— PROVIDED DATA —
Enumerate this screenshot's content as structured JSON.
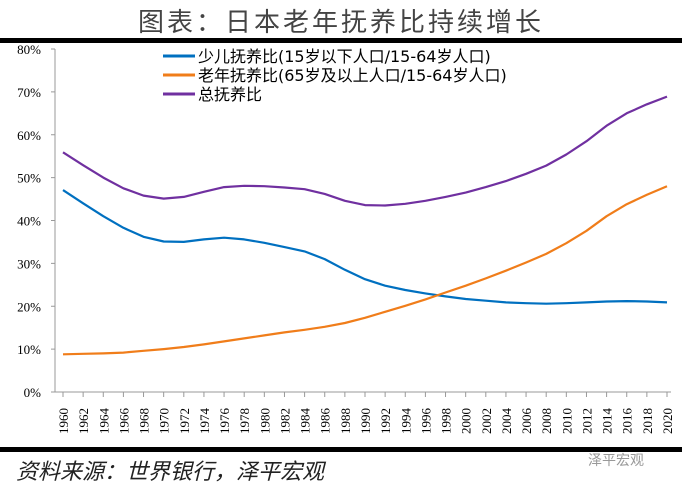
{
  "title": "图表：日本老年抚养比持续增长",
  "source": "资料来源：世界银行，泽平宏观",
  "watermark": "泽平宏观",
  "chart_data": {
    "type": "line",
    "title": "图表：日本老年抚养比持续增长",
    "x": [
      1960,
      1962,
      1964,
      1966,
      1968,
      1970,
      1972,
      1974,
      1976,
      1978,
      1980,
      1982,
      1984,
      1986,
      1988,
      1990,
      1992,
      1994,
      1996,
      1998,
      2000,
      2002,
      2004,
      2006,
      2008,
      2010,
      2012,
      2014,
      2016,
      2018,
      2020
    ],
    "ylim": [
      0,
      80
    ],
    "yticks": [
      "0%",
      "10%",
      "20%",
      "30%",
      "40%",
      "50%",
      "60%",
      "70%",
      "80%"
    ],
    "grid": false,
    "legend": "top-left",
    "series": [
      {
        "name": "少儿抚养比(15岁以下人口/15-64岁人口)",
        "color": "#0070C0",
        "values": [
          47.1,
          44,
          41,
          38.3,
          36.2,
          35.1,
          35,
          35.6,
          36,
          35.6,
          34.8,
          33.8,
          32.8,
          31,
          28.5,
          26.3,
          24.8,
          23.8,
          23,
          22.3,
          21.7,
          21.3,
          20.9,
          20.7,
          20.6,
          20.7,
          20.9,
          21.1,
          21.2,
          21.1,
          20.9
        ]
      },
      {
        "name": "老年抚养比(65岁及以上人口/15-64岁人口)",
        "color": "#F07D1A",
        "values": [
          8.8,
          8.9,
          9.0,
          9.2,
          9.6,
          10.0,
          10.5,
          11.1,
          11.8,
          12.5,
          13.2,
          13.9,
          14.5,
          15.2,
          16.1,
          17.3,
          18.7,
          20.1,
          21.6,
          23.2,
          24.8,
          26.5,
          28.3,
          30.2,
          32.2,
          34.7,
          37.6,
          41.0,
          43.8,
          46.0,
          48.0
        ]
      },
      {
        "name": "总抚养比",
        "color": "#7030A0",
        "values": [
          55.9,
          52.9,
          50,
          47.5,
          45.8,
          45.1,
          45.5,
          46.7,
          47.8,
          48.1,
          48,
          47.7,
          47.3,
          46.2,
          44.6,
          43.6,
          43.5,
          43.9,
          44.6,
          45.5,
          46.5,
          47.8,
          49.2,
          50.9,
          52.8,
          55.4,
          58.5,
          62.1,
          65,
          67.1,
          68.9
        ]
      }
    ]
  }
}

— WORK INSTRUCTIONS —
Transcribe the material as is, with images omitted.

— CORRECT RESPONSE —
Enumerate this screenshot's content as structured JSON.
{
  "title": "图表：日本老年抚养比持续增长",
  "source": "资料来源：世界银行，泽平宏观",
  "watermark": "泽平宏观",
  "chart_data": {
    "type": "line",
    "title": "图表：日本老年抚养比持续增长",
    "x": [
      1960,
      1962,
      1964,
      1966,
      1968,
      1970,
      1972,
      1974,
      1976,
      1978,
      1980,
      1982,
      1984,
      1986,
      1988,
      1990,
      1992,
      1994,
      1996,
      1998,
      2000,
      2002,
      2004,
      2006,
      2008,
      2010,
      2012,
      2014,
      2016,
      2018,
      2020
    ],
    "ylim": [
      0,
      80
    ],
    "yticks": [
      "0%",
      "10%",
      "20%",
      "30%",
      "40%",
      "50%",
      "60%",
      "70%",
      "80%"
    ],
    "grid": false,
    "legend": "top-left",
    "series": [
      {
        "name": "少儿抚养比(15岁以下人口/15-64岁人口)",
        "color": "#0070C0",
        "values": [
          47.1,
          44,
          41,
          38.3,
          36.2,
          35.1,
          35,
          35.6,
          36,
          35.6,
          34.8,
          33.8,
          32.8,
          31,
          28.5,
          26.3,
          24.8,
          23.8,
          23,
          22.3,
          21.7,
          21.3,
          20.9,
          20.7,
          20.6,
          20.7,
          20.9,
          21.1,
          21.2,
          21.1,
          20.9
        ]
      },
      {
        "name": "老年抚养比(65岁及以上人口/15-64岁人口)",
        "color": "#F07D1A",
        "values": [
          8.8,
          8.9,
          9.0,
          9.2,
          9.6,
          10.0,
          10.5,
          11.1,
          11.8,
          12.5,
          13.2,
          13.9,
          14.5,
          15.2,
          16.1,
          17.3,
          18.7,
          20.1,
          21.6,
          23.2,
          24.8,
          26.5,
          28.3,
          30.2,
          32.2,
          34.7,
          37.6,
          41.0,
          43.8,
          46.0,
          48.0
        ]
      },
      {
        "name": "总抚养比",
        "color": "#7030A0",
        "values": [
          55.9,
          52.9,
          50,
          47.5,
          45.8,
          45.1,
          45.5,
          46.7,
          47.8,
          48.1,
          48,
          47.7,
          47.3,
          46.2,
          44.6,
          43.6,
          43.5,
          43.9,
          44.6,
          45.5,
          46.5,
          47.8,
          49.2,
          50.9,
          52.8,
          55.4,
          58.5,
          62.1,
          65,
          67.1,
          68.9
        ]
      }
    ]
  }
}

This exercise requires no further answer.